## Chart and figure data
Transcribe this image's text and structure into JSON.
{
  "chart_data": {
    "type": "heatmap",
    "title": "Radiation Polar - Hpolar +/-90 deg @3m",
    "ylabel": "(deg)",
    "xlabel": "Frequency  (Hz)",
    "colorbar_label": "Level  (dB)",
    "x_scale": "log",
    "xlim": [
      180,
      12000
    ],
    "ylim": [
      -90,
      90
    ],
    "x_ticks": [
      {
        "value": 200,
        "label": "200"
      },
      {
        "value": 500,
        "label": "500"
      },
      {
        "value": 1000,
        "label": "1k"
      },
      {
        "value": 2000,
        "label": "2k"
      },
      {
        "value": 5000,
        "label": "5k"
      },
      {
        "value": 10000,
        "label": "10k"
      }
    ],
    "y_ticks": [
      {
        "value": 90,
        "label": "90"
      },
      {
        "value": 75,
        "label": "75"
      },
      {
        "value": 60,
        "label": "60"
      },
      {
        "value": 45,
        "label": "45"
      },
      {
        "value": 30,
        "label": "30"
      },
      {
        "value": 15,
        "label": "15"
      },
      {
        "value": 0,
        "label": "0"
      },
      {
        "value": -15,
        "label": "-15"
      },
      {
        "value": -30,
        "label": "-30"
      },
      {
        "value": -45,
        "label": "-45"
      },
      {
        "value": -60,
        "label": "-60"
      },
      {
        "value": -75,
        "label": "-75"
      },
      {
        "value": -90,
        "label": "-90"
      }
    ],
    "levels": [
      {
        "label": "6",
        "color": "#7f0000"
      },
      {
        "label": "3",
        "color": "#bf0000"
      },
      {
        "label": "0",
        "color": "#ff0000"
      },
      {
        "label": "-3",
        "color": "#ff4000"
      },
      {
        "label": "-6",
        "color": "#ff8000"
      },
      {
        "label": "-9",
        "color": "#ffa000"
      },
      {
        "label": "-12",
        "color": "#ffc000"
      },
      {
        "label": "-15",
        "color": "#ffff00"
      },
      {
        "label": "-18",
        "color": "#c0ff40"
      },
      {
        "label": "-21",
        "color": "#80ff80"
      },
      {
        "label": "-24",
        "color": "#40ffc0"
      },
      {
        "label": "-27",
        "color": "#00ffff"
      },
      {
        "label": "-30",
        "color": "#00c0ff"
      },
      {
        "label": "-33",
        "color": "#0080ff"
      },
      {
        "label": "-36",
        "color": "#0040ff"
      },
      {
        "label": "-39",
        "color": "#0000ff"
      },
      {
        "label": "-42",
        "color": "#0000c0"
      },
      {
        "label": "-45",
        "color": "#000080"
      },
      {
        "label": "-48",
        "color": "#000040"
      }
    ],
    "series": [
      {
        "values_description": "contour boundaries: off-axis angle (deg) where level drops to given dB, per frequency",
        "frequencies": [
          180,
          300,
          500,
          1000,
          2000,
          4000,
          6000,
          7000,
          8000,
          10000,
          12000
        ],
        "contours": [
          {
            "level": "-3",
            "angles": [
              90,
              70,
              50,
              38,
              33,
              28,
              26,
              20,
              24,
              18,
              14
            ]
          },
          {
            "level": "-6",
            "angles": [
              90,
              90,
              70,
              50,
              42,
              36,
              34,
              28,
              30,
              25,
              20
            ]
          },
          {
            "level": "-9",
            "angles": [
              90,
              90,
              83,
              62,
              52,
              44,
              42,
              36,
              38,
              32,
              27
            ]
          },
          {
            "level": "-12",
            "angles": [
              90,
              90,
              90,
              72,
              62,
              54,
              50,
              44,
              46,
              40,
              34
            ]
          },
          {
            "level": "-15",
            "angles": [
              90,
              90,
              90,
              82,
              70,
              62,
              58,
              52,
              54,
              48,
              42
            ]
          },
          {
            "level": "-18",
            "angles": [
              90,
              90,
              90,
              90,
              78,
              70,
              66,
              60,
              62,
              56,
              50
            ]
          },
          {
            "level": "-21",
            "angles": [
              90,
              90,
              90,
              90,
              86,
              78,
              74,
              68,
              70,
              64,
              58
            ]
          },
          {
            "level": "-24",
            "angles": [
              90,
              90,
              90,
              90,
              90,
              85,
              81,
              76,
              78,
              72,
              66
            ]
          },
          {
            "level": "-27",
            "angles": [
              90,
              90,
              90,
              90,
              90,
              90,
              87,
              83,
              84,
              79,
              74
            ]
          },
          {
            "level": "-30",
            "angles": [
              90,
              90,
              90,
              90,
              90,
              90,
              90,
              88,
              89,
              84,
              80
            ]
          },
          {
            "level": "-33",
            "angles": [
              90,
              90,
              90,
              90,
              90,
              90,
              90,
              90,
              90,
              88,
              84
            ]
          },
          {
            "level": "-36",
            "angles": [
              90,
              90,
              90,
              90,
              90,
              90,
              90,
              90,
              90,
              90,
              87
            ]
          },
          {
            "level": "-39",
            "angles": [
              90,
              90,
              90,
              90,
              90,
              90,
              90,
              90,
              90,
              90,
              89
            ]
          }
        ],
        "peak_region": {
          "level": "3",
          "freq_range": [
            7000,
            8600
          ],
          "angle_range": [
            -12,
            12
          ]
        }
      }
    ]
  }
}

## WHAT THE EXERCISE ASKS
Retype the listing. Match it exactly.

## RESPONSE FOR THIS EXERCISE
Transcribe this image's text and structure into JSON.
{
  "chart_data": {
    "type": "heatmap",
    "title": "Radiation Polar - Hpolar +/-90 deg @3m",
    "ylabel": "(deg)",
    "xlabel": "Frequency  (Hz)",
    "colorbar_label": "Level  (dB)",
    "x_scale": "log",
    "xlim": [
      180,
      12000
    ],
    "ylim": [
      -90,
      90
    ],
    "x_ticks": [
      {
        "value": 200,
        "label": "200"
      },
      {
        "value": 500,
        "label": "500"
      },
      {
        "value": 1000,
        "label": "1k"
      },
      {
        "value": 2000,
        "label": "2k"
      },
      {
        "value": 5000,
        "label": "5k"
      },
      {
        "value": 10000,
        "label": "10k"
      }
    ],
    "y_ticks": [
      {
        "value": 90,
        "label": "90"
      },
      {
        "value": 75,
        "label": "75"
      },
      {
        "value": 60,
        "label": "60"
      },
      {
        "value": 45,
        "label": "45"
      },
      {
        "value": 30,
        "label": "30"
      },
      {
        "value": 15,
        "label": "15"
      },
      {
        "value": 0,
        "label": "0"
      },
      {
        "value": -15,
        "label": "-15"
      },
      {
        "value": -30,
        "label": "-30"
      },
      {
        "value": -45,
        "label": "-45"
      },
      {
        "value": -60,
        "label": "-60"
      },
      {
        "value": -75,
        "label": "-75"
      },
      {
        "value": -90,
        "label": "-90"
      }
    ],
    "levels": [
      {
        "label": "6",
        "color": "#7f0000"
      },
      {
        "label": "3",
        "color": "#bf0000"
      },
      {
        "label": "0",
        "color": "#ff0000"
      },
      {
        "label": "-3",
        "color": "#ff4000"
      },
      {
        "label": "-6",
        "color": "#ff8000"
      },
      {
        "label": "-9",
        "color": "#ffa000"
      },
      {
        "label": "-12",
        "color": "#ffc000"
      },
      {
        "label": "-15",
        "color": "#ffff00"
      },
      {
        "label": "-18",
        "color": "#c0ff40"
      },
      {
        "label": "-21",
        "color": "#80ff80"
      },
      {
        "label": "-24",
        "color": "#40ffc0"
      },
      {
        "label": "-27",
        "color": "#00ffff"
      },
      {
        "label": "-30",
        "color": "#00c0ff"
      },
      {
        "label": "-33",
        "color": "#0080ff"
      },
      {
        "label": "-36",
        "color": "#0040ff"
      },
      {
        "label": "-39",
        "color": "#0000ff"
      },
      {
        "label": "-42",
        "color": "#0000c0"
      },
      {
        "label": "-45",
        "color": "#000080"
      },
      {
        "label": "-48",
        "color": "#000040"
      }
    ],
    "series": [
      {
        "values_description": "contour boundaries: off-axis angle (deg) where level drops to given dB, per frequency",
        "frequencies": [
          180,
          300,
          500,
          1000,
          2000,
          4000,
          6000,
          7000,
          8000,
          10000,
          12000
        ],
        "contours": [
          {
            "level": "-3",
            "angles": [
              90,
              70,
              50,
              38,
              33,
              28,
              26,
              20,
              24,
              18,
              14
            ]
          },
          {
            "level": "-6",
            "angles": [
              90,
              90,
              70,
              50,
              42,
              36,
              34,
              28,
              30,
              25,
              20
            ]
          },
          {
            "level": "-9",
            "angles": [
              90,
              90,
              83,
              62,
              52,
              44,
              42,
              36,
              38,
              32,
              27
            ]
          },
          {
            "level": "-12",
            "angles": [
              90,
              90,
              90,
              72,
              62,
              54,
              50,
              44,
              46,
              40,
              34
            ]
          },
          {
            "level": "-15",
            "angles": [
              90,
              90,
              90,
              82,
              70,
              62,
              58,
              52,
              54,
              48,
              42
            ]
          },
          {
            "level": "-18",
            "angles": [
              90,
              90,
              90,
              90,
              78,
              70,
              66,
              60,
              62,
              56,
              50
            ]
          },
          {
            "level": "-21",
            "angles": [
              90,
              90,
              90,
              90,
              86,
              78,
              74,
              68,
              70,
              64,
              58
            ]
          },
          {
            "level": "-24",
            "angles": [
              90,
              90,
              90,
              90,
              90,
              85,
              81,
              76,
              78,
              72,
              66
            ]
          },
          {
            "level": "-27",
            "angles": [
              90,
              90,
              90,
              90,
              90,
              90,
              87,
              83,
              84,
              79,
              74
            ]
          },
          {
            "level": "-30",
            "angles": [
              90,
              90,
              90,
              90,
              90,
              90,
              90,
              88,
              89,
              84,
              80
            ]
          },
          {
            "level": "-33",
            "angles": [
              90,
              90,
              90,
              90,
              90,
              90,
              90,
              90,
              90,
              88,
              84
            ]
          },
          {
            "level": "-36",
            "angles": [
              90,
              90,
              90,
              90,
              90,
              90,
              90,
              90,
              90,
              90,
              87
            ]
          },
          {
            "level": "-39",
            "angles": [
              90,
              90,
              90,
              90,
              90,
              90,
              90,
              90,
              90,
              90,
              89
            ]
          }
        ],
        "peak_region": {
          "level": "3",
          "freq_range": [
            7000,
            8600
          ],
          "angle_range": [
            -12,
            12
          ]
        }
      }
    ]
  }
}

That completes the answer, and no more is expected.